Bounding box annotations
++++++++

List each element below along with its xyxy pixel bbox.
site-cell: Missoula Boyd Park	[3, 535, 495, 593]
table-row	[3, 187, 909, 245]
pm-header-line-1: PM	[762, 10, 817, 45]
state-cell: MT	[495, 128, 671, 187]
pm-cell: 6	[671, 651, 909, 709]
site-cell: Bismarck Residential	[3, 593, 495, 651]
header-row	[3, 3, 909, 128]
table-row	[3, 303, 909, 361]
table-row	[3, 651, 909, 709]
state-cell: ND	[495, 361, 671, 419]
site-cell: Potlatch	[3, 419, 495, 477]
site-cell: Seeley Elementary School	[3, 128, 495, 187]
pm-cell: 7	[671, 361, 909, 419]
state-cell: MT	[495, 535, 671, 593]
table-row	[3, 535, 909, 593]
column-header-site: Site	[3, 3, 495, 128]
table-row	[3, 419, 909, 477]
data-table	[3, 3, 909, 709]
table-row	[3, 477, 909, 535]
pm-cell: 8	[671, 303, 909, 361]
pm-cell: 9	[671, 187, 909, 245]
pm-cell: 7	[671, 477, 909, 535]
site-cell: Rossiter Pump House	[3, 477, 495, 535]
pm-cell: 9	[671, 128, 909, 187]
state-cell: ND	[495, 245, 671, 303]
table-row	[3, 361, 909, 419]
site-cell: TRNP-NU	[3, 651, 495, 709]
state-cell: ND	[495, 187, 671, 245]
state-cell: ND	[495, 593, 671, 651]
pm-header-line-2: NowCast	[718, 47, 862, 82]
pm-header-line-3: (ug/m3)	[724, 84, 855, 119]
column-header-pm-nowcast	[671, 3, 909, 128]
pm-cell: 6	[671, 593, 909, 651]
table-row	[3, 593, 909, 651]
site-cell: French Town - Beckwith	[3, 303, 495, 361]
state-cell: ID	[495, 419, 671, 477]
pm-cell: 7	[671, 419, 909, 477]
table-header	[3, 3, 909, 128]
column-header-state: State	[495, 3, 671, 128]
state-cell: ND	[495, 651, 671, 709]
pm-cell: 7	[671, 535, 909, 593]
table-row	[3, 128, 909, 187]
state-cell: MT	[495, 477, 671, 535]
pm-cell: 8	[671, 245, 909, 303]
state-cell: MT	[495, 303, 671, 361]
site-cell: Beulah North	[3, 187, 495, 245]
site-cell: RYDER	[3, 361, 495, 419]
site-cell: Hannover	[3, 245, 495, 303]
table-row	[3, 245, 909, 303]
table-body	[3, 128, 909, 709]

++++++++

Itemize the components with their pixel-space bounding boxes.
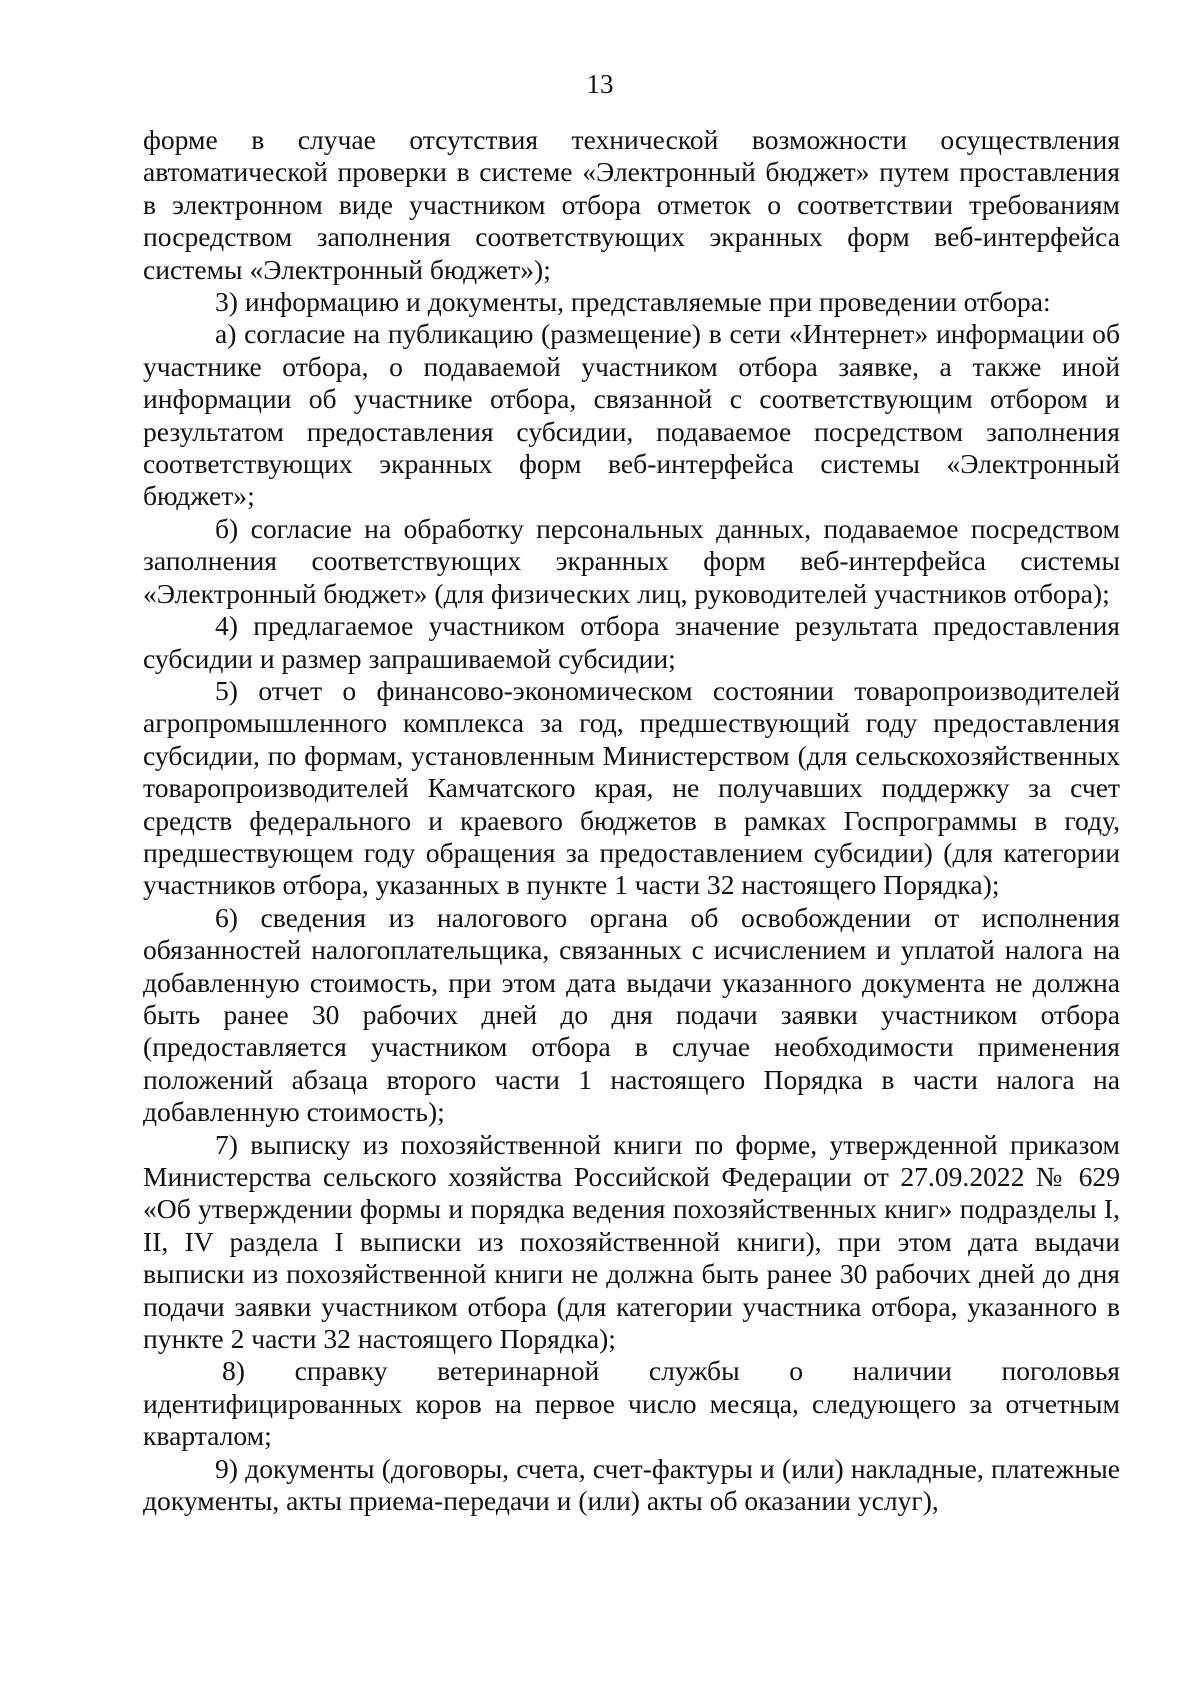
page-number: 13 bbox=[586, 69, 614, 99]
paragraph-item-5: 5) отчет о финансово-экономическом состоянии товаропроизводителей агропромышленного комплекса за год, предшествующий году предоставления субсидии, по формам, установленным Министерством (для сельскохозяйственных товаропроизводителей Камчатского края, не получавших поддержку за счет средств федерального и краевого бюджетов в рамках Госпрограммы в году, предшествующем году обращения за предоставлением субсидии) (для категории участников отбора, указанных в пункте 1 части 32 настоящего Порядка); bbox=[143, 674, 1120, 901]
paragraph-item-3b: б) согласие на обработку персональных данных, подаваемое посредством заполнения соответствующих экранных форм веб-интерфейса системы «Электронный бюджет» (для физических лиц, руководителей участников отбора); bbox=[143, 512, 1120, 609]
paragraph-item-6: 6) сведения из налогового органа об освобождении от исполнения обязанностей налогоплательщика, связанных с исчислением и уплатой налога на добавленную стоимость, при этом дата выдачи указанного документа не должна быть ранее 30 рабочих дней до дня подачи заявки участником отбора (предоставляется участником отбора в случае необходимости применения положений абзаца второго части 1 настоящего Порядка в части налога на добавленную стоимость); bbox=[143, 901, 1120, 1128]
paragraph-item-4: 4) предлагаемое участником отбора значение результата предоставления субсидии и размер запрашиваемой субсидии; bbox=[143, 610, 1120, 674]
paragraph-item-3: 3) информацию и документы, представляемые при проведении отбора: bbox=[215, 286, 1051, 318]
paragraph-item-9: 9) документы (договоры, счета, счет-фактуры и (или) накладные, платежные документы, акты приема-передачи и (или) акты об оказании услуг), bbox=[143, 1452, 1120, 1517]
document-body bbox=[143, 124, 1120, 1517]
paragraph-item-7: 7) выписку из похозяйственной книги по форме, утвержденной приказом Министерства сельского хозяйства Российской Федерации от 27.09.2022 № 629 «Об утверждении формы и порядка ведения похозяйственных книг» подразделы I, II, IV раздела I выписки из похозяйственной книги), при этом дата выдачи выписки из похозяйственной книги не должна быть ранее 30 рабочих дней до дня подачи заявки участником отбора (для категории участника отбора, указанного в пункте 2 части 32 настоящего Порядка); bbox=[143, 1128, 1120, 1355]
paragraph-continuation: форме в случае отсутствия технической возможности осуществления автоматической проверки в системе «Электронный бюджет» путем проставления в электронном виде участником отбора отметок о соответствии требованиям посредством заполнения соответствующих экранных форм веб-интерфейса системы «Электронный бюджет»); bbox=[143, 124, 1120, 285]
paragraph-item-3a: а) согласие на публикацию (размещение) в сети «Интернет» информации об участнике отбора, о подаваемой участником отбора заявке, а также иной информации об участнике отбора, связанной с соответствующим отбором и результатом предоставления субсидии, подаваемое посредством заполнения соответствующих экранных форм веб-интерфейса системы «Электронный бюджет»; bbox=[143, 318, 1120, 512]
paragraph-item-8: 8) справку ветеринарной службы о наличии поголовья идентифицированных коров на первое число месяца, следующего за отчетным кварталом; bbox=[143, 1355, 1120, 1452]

++++++++

WHAT IS EXPECTED:
Locate every line in the entries above that contains the string "pixel", matching case exactly, and copy each one.

RESPONSE BELOW:
List each element below along with its xyxy pixel bbox.
Itemize the components with their pixel-space bounding boxes.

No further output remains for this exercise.